Will you output all of the data below exactly, omitting the images?

### Provided material

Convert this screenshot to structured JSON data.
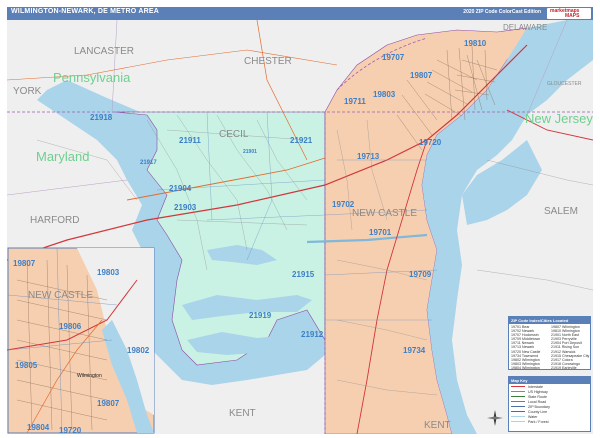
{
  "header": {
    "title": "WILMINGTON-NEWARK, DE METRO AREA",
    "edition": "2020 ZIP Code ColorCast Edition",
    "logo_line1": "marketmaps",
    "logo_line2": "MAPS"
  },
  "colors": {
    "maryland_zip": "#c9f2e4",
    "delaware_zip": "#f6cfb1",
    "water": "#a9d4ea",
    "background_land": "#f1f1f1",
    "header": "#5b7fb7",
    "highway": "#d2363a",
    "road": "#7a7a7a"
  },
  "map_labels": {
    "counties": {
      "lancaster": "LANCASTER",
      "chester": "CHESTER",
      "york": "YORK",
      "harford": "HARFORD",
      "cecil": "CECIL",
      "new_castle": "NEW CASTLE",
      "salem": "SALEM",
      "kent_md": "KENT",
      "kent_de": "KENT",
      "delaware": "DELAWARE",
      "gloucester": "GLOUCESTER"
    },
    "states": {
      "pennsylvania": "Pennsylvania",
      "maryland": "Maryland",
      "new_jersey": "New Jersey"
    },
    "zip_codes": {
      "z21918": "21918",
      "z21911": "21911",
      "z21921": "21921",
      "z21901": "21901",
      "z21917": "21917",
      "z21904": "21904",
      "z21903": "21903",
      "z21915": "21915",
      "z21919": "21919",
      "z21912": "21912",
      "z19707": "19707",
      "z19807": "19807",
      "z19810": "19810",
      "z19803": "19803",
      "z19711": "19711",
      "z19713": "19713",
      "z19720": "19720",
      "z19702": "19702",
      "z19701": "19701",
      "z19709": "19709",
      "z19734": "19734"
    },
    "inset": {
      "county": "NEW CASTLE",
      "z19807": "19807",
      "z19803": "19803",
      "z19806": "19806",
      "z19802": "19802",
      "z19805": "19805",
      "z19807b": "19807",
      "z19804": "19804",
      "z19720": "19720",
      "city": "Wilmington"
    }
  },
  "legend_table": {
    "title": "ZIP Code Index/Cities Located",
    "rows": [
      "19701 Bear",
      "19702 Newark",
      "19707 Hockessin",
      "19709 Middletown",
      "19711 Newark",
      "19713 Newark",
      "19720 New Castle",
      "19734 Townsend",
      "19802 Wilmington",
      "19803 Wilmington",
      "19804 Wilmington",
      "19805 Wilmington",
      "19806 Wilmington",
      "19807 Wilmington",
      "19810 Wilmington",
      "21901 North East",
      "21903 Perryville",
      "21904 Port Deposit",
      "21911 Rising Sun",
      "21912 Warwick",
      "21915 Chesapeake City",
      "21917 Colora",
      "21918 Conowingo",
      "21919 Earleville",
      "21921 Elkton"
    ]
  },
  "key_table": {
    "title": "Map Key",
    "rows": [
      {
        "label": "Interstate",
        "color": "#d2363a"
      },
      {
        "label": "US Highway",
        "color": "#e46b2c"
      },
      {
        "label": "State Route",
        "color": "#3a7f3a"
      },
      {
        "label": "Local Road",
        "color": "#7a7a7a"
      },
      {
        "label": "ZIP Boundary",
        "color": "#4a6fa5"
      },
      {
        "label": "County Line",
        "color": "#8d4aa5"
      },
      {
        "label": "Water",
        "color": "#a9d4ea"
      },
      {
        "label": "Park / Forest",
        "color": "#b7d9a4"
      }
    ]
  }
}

######

Response below:
Convert this screenshot to structured JSON data.
{
  "header": {
    "title": "WILMINGTON-NEWARK, DE METRO AREA",
    "edition": "2020 ZIP Code ColorCast Edition",
    "logo_line1": "marketmaps",
    "logo_line2": "MAPS"
  },
  "colors": {
    "maryland_zip": "#c9f2e4",
    "delaware_zip": "#f6cfb1",
    "water": "#a9d4ea",
    "background_land": "#f1f1f1",
    "header": "#5b7fb7",
    "highway": "#d2363a",
    "road": "#7a7a7a"
  },
  "map_labels": {
    "counties": {
      "lancaster": "LANCASTER",
      "chester": "CHESTER",
      "york": "YORK",
      "harford": "HARFORD",
      "cecil": "CECIL",
      "new_castle": "NEW CASTLE",
      "salem": "SALEM",
      "kent_md": "KENT",
      "kent_de": "KENT",
      "delaware": "DELAWARE",
      "gloucester": "GLOUCESTER"
    },
    "states": {
      "pennsylvania": "Pennsylvania",
      "maryland": "Maryland",
      "new_jersey": "New Jersey"
    },
    "zip_codes": {
      "z21918": "21918",
      "z21911": "21911",
      "z21921": "21921",
      "z21901": "21901",
      "z21917": "21917",
      "z21904": "21904",
      "z21903": "21903",
      "z21915": "21915",
      "z21919": "21919",
      "z21912": "21912",
      "z19707": "19707",
      "z19807": "19807",
      "z19810": "19810",
      "z19803": "19803",
      "z19711": "19711",
      "z19713": "19713",
      "z19720": "19720",
      "z19702": "19702",
      "z19701": "19701",
      "z19709": "19709",
      "z19734": "19734"
    },
    "inset": {
      "county": "NEW CASTLE",
      "z19807": "19807",
      "z19803": "19803",
      "z19806": "19806",
      "z19802": "19802",
      "z19805": "19805",
      "z19807b": "19807",
      "z19804": "19804",
      "z19720": "19720",
      "city": "Wilmington"
    }
  },
  "legend_table": {
    "title": "ZIP Code Index/Cities Located",
    "rows": [
      "19701 Bear",
      "19702 Newark",
      "19707 Hockessin",
      "19709 Middletown",
      "19711 Newark",
      "19713 Newark",
      "19720 New Castle",
      "19734 Townsend",
      "19802 Wilmington",
      "19803 Wilmington",
      "19804 Wilmington",
      "19805 Wilmington",
      "19806 Wilmington",
      "19807 Wilmington",
      "19810 Wilmington",
      "21901 North East",
      "21903 Perryville",
      "21904 Port Deposit",
      "21911 Rising Sun",
      "21912 Warwick",
      "21915 Chesapeake City",
      "21917 Colora",
      "21918 Conowingo",
      "21919 Earleville",
      "21921 Elkton"
    ]
  },
  "key_table": {
    "title": "Map Key",
    "rows": [
      {
        "label": "Interstate",
        "color": "#d2363a"
      },
      {
        "label": "US Highway",
        "color": "#e46b2c"
      },
      {
        "label": "State Route",
        "color": "#3a7f3a"
      },
      {
        "label": "Local Road",
        "color": "#7a7a7a"
      },
      {
        "label": "ZIP Boundary",
        "color": "#4a6fa5"
      },
      {
        "label": "County Line",
        "color": "#8d4aa5"
      },
      {
        "label": "Water",
        "color": "#a9d4ea"
      },
      {
        "label": "Park / Forest",
        "color": "#b7d9a4"
      }
    ]
  }
}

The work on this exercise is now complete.